WRITTEN TASK: Every line must be returned precisely as it is written.
* begin DATASET RECORDS *
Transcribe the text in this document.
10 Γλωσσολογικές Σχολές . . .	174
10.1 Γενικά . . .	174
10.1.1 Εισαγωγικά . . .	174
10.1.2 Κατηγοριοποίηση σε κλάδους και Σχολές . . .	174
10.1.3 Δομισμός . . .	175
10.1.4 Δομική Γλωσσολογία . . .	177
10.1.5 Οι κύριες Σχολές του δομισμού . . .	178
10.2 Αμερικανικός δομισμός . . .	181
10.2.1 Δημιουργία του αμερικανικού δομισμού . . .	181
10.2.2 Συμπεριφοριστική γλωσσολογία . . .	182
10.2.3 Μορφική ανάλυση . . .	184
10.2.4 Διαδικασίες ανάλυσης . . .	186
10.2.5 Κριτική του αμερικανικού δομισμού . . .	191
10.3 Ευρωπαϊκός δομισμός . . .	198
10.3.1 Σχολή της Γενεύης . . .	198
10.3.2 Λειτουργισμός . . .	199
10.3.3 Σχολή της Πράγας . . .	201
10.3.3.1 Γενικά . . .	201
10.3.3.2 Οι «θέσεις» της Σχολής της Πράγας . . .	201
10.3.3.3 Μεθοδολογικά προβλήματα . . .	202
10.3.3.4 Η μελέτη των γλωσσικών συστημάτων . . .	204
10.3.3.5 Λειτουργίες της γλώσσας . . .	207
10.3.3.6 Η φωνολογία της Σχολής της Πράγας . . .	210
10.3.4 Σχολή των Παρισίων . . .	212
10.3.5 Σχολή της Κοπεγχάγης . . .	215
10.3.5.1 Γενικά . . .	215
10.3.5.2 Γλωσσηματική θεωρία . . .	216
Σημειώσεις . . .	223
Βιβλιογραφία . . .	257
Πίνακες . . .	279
* end DATASET RECORDS *
ANSWER FOR THIS EXERCISE:
Transcribe the text in this document.
10 Γλωσσολογικές Σχολές . . .	174
10.1 Γενικά . . .	174
10.1.1 Εισαγωγικά . . .	174
10.1.2 Κατηγοριοποίηση σε κλάδους και Σχολές . . .	174
10.1.3 Δομισμός . . .	175
10.1.4 Δομική Γλωσσολογία . . .	177
10.1.5 Οι κύριες Σχολές του δομισμού . . .	178
10.2 Αμερικανικός δομισμός . . .	181
10.2.1 Δημιουργία του αμερικανικού δομισμού . . .	181
10.2.2 Συμπεριφοριστική γλωσσολογία . . .	182
10.2.3 Μορφική ανάλυση . . .	184
10.2.4 Διαδικασίες ανάλυσης . . .	186
10.2.5 Κριτική του αμερικανικού δομισμού . . .	191
10.3 Ευρωπαϊκός δομισμός . . .	198
10.3.1 Σχολή της Γενεύης . . .	198
10.3.2 Λειτουργισμός . . .	199
10.3.3 Σχολή της Πράγας . . .	201
10.3.3.1 Γενικά . . .	201
10.3.3.2 Οι «θέσεις» της Σχολής της Πράγας . . .	201
10.3.3.3 Μεθοδολογικά προβλήματα . . .	202
10.3.3.4 Η μελέτη των γλωσσικών συστημάτων . . .	204
10.3.3.5 Λειτουργίες της γλώσσας . . .	207
10.3.3.6 Η φωνολογία της Σχολής της Πράγας . . .	210
10.3.4 Σχολή των Παρισίων . . .	212
10.3.5 Σχολή της Κοπεγχάγης . . .	215
10.3.5.1 Γενικά . . .	215
10.3.5.2 Γλωσσηματική θεωρία . . .	216
Σημειώσεις . . .	223
Βιβλιογραφία . . .	257
Πίνακες . . .	279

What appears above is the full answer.